(Entries from a dataset)
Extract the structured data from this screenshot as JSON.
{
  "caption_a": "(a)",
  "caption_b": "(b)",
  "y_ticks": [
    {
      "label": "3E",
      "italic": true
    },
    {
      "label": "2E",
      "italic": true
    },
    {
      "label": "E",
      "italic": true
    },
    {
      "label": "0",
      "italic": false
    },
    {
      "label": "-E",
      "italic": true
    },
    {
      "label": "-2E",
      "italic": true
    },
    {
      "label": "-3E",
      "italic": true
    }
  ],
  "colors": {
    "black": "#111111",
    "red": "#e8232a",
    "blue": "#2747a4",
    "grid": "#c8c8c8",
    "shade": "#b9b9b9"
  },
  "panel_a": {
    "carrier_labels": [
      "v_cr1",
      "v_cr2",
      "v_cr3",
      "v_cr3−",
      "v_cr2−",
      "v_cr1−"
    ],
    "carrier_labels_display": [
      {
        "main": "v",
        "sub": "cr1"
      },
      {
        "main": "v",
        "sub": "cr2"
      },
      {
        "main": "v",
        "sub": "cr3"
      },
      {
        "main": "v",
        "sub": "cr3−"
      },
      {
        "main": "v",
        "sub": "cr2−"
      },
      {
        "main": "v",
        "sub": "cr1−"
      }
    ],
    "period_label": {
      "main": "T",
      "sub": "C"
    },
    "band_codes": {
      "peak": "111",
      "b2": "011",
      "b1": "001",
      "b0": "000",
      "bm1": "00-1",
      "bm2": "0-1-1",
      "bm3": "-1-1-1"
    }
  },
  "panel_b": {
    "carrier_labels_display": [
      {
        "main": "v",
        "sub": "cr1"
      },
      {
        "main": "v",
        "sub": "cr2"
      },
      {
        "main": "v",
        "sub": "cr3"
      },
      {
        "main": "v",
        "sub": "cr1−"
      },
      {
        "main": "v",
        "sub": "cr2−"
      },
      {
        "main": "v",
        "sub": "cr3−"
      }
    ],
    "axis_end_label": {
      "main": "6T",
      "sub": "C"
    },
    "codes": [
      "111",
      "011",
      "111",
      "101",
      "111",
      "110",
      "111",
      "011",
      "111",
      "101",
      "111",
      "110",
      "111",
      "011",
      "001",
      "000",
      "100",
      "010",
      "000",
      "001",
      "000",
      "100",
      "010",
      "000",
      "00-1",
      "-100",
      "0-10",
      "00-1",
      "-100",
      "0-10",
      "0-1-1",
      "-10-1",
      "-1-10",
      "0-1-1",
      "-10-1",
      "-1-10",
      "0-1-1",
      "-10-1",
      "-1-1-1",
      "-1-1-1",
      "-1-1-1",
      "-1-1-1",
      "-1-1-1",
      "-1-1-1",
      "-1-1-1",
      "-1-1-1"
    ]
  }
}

▸ What you need to do: Print the whole listing again, exactly.

▸ Exercise answer:
Extract the structured data from this screenshot as JSON.
{
  "caption_a": "(a)",
  "caption_b": "(b)",
  "y_ticks": [
    {
      "label": "3E",
      "italic": true
    },
    {
      "label": "2E",
      "italic": true
    },
    {
      "label": "E",
      "italic": true
    },
    {
      "label": "0",
      "italic": false
    },
    {
      "label": "-E",
      "italic": true
    },
    {
      "label": "-2E",
      "italic": true
    },
    {
      "label": "-3E",
      "italic": true
    }
  ],
  "colors": {
    "black": "#111111",
    "red": "#e8232a",
    "blue": "#2747a4",
    "grid": "#c8c8c8",
    "shade": "#b9b9b9"
  },
  "panel_a": {
    "carrier_labels": [
      "v_cr1",
      "v_cr2",
      "v_cr3",
      "v_cr3−",
      "v_cr2−",
      "v_cr1−"
    ],
    "carrier_labels_display": [
      {
        "main": "v",
        "sub": "cr1"
      },
      {
        "main": "v",
        "sub": "cr2"
      },
      {
        "main": "v",
        "sub": "cr3"
      },
      {
        "main": "v",
        "sub": "cr3−"
      },
      {
        "main": "v",
        "sub": "cr2−"
      },
      {
        "main": "v",
        "sub": "cr1−"
      }
    ],
    "period_label": {
      "main": "T",
      "sub": "C"
    },
    "band_codes": {
      "peak": "111",
      "b2": "011",
      "b1": "001",
      "b0": "000",
      "bm1": "00-1",
      "bm2": "0-1-1",
      "bm3": "-1-1-1"
    }
  },
  "panel_b": {
    "carrier_labels_display": [
      {
        "main": "v",
        "sub": "cr1"
      },
      {
        "main": "v",
        "sub": "cr2"
      },
      {
        "main": "v",
        "sub": "cr3"
      },
      {
        "main": "v",
        "sub": "cr1−"
      },
      {
        "main": "v",
        "sub": "cr2−"
      },
      {
        "main": "v",
        "sub": "cr3−"
      }
    ],
    "axis_end_label": {
      "main": "6T",
      "sub": "C"
    },
    "codes": [
      "111",
      "011",
      "111",
      "101",
      "111",
      "110",
      "111",
      "011",
      "111",
      "101",
      "111",
      "110",
      "111",
      "011",
      "001",
      "000",
      "100",
      "010",
      "000",
      "001",
      "000",
      "100",
      "010",
      "000",
      "00-1",
      "-100",
      "0-10",
      "00-1",
      "-100",
      "0-10",
      "0-1-1",
      "-10-1",
      "-1-10",
      "0-1-1",
      "-10-1",
      "-1-10",
      "0-1-1",
      "-10-1",
      "-1-1-1",
      "-1-1-1",
      "-1-1-1",
      "-1-1-1",
      "-1-1-1",
      "-1-1-1",
      "-1-1-1",
      "-1-1-1"
    ]
  }
}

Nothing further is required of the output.